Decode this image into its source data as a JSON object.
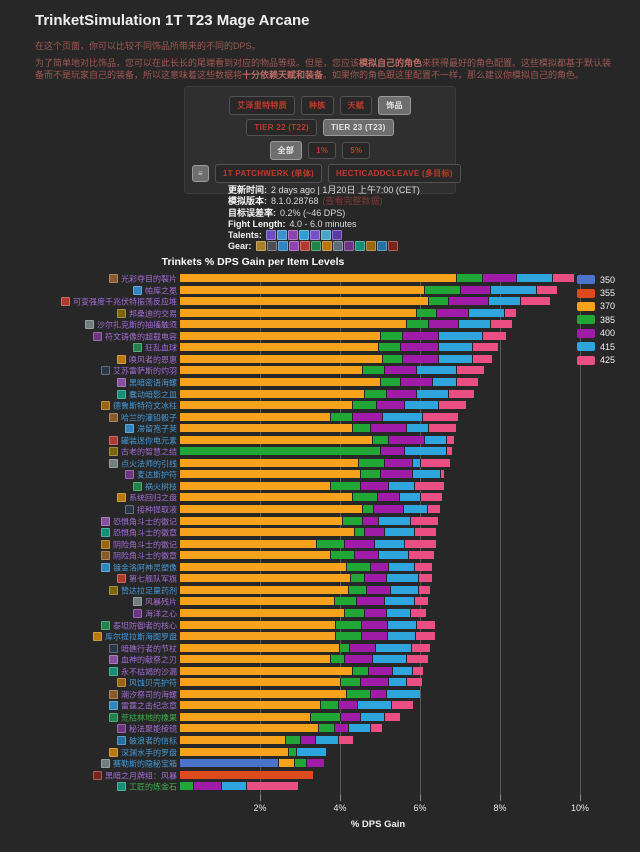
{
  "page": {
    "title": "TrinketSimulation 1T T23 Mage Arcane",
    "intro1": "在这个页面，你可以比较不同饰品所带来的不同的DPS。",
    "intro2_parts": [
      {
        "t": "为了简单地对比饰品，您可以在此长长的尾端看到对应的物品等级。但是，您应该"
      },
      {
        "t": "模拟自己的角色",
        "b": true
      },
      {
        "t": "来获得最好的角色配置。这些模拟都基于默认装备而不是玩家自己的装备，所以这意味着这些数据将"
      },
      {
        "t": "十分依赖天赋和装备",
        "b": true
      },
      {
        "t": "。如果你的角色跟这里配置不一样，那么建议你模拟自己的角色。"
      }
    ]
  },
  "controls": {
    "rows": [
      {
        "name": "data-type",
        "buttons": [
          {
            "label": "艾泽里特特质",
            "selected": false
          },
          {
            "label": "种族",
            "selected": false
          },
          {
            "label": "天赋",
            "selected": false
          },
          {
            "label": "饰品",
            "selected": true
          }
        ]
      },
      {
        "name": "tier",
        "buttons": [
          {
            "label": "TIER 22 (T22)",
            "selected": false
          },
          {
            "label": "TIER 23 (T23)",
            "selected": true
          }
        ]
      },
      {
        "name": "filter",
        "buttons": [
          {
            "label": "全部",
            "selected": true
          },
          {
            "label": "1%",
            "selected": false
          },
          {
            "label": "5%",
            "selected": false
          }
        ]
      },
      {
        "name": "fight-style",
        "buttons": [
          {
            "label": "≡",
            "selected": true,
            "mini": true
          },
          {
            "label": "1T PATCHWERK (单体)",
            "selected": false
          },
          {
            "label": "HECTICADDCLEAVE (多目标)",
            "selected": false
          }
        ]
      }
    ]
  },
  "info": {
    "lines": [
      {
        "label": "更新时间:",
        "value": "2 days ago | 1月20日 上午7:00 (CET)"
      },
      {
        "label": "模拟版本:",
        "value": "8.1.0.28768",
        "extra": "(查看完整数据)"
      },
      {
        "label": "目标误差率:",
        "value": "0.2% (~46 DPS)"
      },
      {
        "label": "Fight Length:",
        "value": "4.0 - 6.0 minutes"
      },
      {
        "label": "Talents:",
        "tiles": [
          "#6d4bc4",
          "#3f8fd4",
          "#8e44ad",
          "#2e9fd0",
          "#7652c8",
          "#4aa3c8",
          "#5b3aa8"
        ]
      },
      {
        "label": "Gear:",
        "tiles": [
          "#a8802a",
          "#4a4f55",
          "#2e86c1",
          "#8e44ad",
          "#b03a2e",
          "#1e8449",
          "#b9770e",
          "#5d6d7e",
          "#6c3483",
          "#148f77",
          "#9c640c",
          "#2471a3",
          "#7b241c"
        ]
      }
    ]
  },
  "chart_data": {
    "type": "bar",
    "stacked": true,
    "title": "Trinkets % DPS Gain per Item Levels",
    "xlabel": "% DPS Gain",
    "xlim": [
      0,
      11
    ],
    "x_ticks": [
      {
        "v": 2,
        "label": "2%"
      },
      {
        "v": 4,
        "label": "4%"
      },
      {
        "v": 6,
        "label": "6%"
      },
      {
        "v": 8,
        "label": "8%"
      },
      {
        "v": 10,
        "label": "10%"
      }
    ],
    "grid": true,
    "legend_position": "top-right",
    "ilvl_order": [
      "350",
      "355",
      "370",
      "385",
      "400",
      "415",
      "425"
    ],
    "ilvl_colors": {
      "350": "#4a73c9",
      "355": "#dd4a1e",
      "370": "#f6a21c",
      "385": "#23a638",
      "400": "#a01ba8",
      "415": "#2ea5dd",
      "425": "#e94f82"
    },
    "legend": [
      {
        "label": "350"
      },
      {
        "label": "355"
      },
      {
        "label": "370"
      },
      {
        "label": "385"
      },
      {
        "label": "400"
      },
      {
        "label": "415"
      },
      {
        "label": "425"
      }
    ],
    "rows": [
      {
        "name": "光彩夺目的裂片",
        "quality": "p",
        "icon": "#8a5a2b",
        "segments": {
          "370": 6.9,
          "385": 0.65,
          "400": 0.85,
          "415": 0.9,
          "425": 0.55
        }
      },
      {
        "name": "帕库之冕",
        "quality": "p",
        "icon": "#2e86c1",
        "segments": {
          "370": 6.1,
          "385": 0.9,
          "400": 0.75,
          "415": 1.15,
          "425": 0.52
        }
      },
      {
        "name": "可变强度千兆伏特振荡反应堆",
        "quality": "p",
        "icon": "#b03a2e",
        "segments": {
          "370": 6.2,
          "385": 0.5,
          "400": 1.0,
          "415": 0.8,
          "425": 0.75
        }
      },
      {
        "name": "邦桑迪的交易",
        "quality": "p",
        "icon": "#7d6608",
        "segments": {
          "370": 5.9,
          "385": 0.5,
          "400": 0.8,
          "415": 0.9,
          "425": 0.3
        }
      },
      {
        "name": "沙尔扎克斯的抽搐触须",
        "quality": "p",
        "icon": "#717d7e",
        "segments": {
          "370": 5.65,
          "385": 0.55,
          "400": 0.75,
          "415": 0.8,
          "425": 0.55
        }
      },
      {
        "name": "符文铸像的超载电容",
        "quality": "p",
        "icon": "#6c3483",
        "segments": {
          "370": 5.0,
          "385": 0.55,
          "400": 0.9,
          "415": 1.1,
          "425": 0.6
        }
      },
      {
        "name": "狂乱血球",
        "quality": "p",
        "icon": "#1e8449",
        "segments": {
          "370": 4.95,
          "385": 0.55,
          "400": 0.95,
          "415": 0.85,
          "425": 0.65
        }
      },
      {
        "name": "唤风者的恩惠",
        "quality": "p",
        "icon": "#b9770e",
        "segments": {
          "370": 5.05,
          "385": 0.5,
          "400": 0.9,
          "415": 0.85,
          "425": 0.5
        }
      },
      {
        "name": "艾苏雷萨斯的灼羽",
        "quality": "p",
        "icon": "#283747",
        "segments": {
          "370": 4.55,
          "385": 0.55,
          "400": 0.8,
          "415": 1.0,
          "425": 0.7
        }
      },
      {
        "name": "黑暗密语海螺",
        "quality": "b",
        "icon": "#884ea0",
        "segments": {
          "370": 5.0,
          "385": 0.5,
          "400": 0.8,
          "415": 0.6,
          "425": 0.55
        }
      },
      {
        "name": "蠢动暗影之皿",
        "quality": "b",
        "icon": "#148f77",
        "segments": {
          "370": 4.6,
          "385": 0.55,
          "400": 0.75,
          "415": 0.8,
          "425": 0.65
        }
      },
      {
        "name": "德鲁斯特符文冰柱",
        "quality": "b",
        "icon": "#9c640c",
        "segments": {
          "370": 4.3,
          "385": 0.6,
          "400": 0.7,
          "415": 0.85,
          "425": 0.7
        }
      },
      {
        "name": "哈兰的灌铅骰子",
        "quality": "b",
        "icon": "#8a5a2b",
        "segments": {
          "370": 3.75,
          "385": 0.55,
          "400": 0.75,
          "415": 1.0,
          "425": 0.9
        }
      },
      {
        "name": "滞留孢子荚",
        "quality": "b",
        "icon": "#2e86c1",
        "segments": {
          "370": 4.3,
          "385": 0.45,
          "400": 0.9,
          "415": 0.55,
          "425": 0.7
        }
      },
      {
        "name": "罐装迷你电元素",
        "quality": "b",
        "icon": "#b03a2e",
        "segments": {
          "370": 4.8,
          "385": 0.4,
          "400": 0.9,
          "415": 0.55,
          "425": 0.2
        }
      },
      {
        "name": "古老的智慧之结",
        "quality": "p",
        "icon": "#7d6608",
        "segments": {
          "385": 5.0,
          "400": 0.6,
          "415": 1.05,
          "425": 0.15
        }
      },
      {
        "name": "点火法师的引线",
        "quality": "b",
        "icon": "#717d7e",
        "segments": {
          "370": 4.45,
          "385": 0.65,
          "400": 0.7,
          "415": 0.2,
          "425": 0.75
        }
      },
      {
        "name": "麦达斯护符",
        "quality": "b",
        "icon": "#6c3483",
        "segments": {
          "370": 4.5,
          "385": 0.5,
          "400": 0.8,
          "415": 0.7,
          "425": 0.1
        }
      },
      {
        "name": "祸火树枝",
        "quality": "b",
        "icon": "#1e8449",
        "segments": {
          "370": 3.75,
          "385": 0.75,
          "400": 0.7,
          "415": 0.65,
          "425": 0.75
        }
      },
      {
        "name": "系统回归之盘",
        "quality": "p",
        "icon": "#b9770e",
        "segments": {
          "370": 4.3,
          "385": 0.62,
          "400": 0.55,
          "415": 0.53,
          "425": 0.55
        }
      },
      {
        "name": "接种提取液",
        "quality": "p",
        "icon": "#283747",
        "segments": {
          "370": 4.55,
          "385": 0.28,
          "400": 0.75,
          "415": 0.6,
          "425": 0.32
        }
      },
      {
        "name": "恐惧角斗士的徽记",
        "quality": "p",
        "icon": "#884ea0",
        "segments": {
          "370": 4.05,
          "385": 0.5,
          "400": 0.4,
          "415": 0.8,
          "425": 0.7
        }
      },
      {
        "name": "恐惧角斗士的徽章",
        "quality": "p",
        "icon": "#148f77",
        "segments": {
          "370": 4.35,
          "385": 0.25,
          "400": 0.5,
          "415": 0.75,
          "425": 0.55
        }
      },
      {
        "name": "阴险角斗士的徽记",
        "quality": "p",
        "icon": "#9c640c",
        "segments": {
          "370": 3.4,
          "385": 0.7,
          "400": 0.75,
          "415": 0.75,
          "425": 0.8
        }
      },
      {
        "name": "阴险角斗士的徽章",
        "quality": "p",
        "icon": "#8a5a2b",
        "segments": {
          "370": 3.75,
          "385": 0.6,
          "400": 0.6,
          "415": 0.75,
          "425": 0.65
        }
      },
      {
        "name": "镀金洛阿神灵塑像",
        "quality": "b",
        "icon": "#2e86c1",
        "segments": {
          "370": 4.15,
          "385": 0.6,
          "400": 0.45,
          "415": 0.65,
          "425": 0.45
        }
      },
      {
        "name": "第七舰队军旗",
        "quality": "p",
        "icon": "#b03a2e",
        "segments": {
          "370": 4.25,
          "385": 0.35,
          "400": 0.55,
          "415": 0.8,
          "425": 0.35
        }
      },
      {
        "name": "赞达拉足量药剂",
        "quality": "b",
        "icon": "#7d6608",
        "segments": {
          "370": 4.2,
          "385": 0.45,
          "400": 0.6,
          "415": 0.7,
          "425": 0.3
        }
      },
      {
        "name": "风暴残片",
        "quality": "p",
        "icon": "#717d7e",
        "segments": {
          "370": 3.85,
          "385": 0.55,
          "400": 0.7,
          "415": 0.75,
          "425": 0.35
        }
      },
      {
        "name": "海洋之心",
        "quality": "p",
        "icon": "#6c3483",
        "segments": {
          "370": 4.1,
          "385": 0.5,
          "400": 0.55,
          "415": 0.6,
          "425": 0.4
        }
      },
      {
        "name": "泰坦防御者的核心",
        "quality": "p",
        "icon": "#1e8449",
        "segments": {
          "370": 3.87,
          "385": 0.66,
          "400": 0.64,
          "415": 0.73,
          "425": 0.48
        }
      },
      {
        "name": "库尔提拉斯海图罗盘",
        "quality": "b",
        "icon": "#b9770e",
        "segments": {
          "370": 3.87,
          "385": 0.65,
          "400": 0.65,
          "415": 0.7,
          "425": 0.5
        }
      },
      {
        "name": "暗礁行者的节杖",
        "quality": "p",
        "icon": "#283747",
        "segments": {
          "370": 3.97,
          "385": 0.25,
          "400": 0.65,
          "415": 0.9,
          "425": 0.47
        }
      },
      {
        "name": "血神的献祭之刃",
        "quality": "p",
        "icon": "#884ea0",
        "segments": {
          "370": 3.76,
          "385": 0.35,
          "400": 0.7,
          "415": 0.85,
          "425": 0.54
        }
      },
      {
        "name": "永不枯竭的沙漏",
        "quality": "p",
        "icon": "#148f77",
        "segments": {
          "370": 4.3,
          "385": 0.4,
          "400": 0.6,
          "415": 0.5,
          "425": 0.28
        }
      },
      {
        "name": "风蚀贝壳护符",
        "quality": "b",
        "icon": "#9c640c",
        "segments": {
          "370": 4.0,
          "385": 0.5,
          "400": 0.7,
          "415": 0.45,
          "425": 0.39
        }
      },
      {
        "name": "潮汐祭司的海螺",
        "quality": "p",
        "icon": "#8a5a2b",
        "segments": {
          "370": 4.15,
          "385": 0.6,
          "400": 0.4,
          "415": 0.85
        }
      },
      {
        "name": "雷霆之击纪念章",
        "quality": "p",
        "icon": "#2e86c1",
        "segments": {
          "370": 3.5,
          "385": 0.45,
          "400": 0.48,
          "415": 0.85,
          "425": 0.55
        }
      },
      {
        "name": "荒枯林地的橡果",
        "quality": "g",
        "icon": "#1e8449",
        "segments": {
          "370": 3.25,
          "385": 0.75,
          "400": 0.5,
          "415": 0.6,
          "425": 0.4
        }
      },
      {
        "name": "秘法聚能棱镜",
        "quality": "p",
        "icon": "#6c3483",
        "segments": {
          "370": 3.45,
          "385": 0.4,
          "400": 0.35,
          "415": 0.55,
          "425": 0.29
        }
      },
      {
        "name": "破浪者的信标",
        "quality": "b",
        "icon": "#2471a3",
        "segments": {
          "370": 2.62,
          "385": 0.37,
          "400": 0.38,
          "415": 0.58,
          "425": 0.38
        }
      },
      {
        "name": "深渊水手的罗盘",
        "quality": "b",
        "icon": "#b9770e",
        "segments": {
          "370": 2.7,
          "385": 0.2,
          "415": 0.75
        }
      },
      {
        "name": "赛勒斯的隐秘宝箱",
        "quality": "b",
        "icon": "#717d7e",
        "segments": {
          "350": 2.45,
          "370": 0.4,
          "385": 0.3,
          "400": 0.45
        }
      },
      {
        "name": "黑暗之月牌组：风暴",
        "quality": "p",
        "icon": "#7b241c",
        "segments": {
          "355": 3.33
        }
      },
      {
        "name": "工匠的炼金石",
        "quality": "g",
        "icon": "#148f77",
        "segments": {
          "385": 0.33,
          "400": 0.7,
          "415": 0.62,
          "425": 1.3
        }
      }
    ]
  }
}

------------

◆ Directions
Pick out the lines that have the word "value". Copy them all.

◆ Exercise answer
        "value": "2 days ago | 1月20日 上午7:00 (CET)"
        "value": "8.1.0.28768",
        "value": "0.2% (~46 DPS)"
        "value": "4.0 - 6.0 minutes"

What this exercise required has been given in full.